Material supplied:
****************************************

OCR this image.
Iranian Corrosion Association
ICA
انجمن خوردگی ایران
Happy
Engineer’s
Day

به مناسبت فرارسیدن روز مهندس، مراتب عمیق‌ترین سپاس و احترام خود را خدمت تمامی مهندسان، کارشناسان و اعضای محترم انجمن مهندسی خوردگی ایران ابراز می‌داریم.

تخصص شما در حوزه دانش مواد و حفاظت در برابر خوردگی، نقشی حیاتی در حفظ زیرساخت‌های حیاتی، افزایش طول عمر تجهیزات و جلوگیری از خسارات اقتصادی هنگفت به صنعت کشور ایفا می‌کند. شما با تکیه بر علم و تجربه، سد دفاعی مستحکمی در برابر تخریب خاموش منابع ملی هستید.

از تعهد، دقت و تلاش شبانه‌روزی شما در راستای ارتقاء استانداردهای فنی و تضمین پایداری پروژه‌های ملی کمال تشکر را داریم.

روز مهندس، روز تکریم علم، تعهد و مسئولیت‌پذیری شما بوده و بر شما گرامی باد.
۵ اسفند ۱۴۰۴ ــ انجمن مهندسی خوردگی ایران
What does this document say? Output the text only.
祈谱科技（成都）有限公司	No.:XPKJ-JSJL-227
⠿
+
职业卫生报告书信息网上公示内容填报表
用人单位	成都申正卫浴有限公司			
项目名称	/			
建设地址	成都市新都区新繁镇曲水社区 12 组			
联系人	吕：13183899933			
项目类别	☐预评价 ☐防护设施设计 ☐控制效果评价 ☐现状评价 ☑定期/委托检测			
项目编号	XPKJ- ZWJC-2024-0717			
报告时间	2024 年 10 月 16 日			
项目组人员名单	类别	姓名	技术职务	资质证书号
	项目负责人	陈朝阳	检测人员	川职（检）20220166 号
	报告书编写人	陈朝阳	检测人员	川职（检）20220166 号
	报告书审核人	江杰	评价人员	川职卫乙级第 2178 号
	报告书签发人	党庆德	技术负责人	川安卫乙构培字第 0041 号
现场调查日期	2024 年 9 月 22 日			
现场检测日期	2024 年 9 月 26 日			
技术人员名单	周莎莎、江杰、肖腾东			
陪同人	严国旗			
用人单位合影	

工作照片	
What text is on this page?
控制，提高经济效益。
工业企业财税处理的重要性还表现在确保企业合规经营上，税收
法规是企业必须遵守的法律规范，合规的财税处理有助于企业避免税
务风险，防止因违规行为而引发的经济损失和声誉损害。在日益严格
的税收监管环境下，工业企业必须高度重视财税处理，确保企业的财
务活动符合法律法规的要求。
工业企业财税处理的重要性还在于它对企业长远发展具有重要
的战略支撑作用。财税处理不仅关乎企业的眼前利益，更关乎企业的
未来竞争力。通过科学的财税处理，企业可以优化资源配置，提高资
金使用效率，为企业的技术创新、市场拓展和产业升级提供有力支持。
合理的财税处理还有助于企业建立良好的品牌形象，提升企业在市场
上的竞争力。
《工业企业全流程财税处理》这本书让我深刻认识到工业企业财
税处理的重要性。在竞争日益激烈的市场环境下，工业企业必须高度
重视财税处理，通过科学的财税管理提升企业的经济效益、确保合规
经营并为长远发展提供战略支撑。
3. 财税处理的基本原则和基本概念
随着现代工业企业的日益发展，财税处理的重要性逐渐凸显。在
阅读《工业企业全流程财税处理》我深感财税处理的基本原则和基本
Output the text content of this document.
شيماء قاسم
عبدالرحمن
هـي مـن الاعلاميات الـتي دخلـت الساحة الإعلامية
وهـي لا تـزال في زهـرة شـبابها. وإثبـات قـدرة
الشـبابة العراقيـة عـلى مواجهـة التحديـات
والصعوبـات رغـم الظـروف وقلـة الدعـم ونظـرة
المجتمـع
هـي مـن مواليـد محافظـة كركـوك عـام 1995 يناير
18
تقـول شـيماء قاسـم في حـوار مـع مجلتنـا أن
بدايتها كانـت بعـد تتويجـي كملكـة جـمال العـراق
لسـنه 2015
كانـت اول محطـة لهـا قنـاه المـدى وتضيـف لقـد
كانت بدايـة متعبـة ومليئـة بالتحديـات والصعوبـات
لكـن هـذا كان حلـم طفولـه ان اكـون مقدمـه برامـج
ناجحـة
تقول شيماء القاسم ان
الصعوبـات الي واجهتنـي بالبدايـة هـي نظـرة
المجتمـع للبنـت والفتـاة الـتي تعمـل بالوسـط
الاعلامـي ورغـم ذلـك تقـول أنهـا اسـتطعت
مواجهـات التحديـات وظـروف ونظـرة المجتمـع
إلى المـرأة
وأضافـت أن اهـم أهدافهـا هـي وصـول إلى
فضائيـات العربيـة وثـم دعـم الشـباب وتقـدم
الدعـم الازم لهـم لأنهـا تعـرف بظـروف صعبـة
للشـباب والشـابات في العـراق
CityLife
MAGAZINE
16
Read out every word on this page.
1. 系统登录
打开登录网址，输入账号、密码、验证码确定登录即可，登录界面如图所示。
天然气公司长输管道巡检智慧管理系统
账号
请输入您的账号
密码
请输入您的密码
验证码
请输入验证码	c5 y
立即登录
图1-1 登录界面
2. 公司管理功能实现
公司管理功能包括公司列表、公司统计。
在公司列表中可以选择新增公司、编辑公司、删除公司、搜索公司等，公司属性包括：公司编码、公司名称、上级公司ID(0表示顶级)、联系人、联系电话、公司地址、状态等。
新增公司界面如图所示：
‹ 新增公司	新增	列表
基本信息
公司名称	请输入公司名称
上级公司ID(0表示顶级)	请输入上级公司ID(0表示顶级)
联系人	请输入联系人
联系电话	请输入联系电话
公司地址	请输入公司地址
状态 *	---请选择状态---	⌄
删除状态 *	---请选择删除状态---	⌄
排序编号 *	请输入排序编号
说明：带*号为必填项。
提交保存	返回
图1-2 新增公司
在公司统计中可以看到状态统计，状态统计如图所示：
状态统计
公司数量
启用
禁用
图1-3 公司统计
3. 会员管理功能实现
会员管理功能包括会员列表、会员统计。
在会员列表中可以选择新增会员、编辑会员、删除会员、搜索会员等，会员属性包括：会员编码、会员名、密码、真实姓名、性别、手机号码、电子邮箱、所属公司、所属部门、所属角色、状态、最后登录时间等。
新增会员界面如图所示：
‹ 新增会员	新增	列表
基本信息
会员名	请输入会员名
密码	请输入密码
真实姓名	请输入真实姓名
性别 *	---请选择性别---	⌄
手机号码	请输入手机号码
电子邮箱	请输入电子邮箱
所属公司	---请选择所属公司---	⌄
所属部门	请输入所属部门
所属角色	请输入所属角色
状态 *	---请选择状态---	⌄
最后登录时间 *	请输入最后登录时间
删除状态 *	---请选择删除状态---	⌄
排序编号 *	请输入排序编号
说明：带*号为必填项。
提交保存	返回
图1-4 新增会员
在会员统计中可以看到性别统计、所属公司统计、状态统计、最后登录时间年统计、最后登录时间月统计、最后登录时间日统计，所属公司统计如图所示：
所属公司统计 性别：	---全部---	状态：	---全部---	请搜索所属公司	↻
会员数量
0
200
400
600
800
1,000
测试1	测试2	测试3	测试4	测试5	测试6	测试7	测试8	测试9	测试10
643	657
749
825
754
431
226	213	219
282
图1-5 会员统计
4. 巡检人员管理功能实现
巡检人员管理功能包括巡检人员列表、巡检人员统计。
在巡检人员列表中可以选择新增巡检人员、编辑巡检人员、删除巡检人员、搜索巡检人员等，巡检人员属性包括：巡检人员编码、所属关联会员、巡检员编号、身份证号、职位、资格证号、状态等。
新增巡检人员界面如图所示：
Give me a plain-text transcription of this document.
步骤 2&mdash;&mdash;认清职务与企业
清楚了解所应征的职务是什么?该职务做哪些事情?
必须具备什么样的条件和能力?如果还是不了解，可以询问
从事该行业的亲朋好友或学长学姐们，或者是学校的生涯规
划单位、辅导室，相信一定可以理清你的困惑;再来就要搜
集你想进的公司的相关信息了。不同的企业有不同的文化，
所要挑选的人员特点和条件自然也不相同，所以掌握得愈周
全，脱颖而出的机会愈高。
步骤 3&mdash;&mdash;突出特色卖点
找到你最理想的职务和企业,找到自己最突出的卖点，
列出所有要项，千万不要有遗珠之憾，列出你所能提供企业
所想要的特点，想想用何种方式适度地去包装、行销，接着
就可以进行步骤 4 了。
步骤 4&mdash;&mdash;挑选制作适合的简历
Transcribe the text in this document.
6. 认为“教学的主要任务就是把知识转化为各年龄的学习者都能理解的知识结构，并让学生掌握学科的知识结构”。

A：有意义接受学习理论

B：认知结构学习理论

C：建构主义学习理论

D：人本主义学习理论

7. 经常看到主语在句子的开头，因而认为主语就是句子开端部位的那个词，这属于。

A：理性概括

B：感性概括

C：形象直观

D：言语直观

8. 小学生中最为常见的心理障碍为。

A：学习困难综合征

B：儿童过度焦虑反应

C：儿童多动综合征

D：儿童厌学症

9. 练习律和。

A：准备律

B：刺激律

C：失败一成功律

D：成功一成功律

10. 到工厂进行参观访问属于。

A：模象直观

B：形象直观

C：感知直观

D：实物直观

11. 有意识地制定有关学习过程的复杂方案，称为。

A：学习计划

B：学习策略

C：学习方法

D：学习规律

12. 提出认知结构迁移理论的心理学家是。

****************************************

Challenge: Return only the lines running from the line with "Give me a plain-text" to the last line of the records, both included, exactly as written.

Final result:
Give me a plain-text transcription of this document.
步骤 2&mdash;&mdash;认清职务与企业
清楚了解所应征的职务是什么?该职务做哪些事情?
必须具备什么样的条件和能力?如果还是不了解，可以询问
从事该行业的亲朋好友或学长学姐们，或者是学校的生涯规
划单位、辅导室，相信一定可以理清你的困惑;再来就要搜
集你想进的公司的相关信息了。不同的企业有不同的文化，
所要挑选的人员特点和条件自然也不相同，所以掌握得愈周
全，脱颖而出的机会愈高。
步骤 3&mdash;&mdash;突出特色卖点
找到你最理想的职务和企业,找到自己最突出的卖点，
列出所有要项，千万不要有遗珠之憾，列出你所能提供企业
所想要的特点，想想用何种方式适度地去包装、行销，接着
就可以进行步骤 4 了。
步骤 4&mdash;&mdash;挑选制作适合的简历
Transcribe the text in this document.
6. 认为“教学的主要任务就是把知识转化为各年龄的学习者都能理解的知识结构，并让学生掌握学科的知识结构”。

A：有意义接受学习理论

B：认知结构学习理论

C：建构主义学习理论

D：人本主义学习理论

7. 经常看到主语在句子的开头，因而认为主语就是句子开端部位的那个词，这属于。

A：理性概括

B：感性概括

C：形象直观

D：言语直观

8. 小学生中最为常见的心理障碍为。

A：学习困难综合征

B：儿童过度焦虑反应

C：儿童多动综合征

D：儿童厌学症

9. 练习律和。

A：准备律

B：刺激律

C：失败一成功律

D：成功一成功律

10. 到工厂进行参观访问属于。

A：模象直观

B：形象直观

C：感知直观

D：实物直观

11. 有意识地制定有关学习过程的复杂方案，称为。

A：学习计划

B：学习策略

C：学习方法

D：学习规律

12. 提出认知结构迁移理论的心理学家是。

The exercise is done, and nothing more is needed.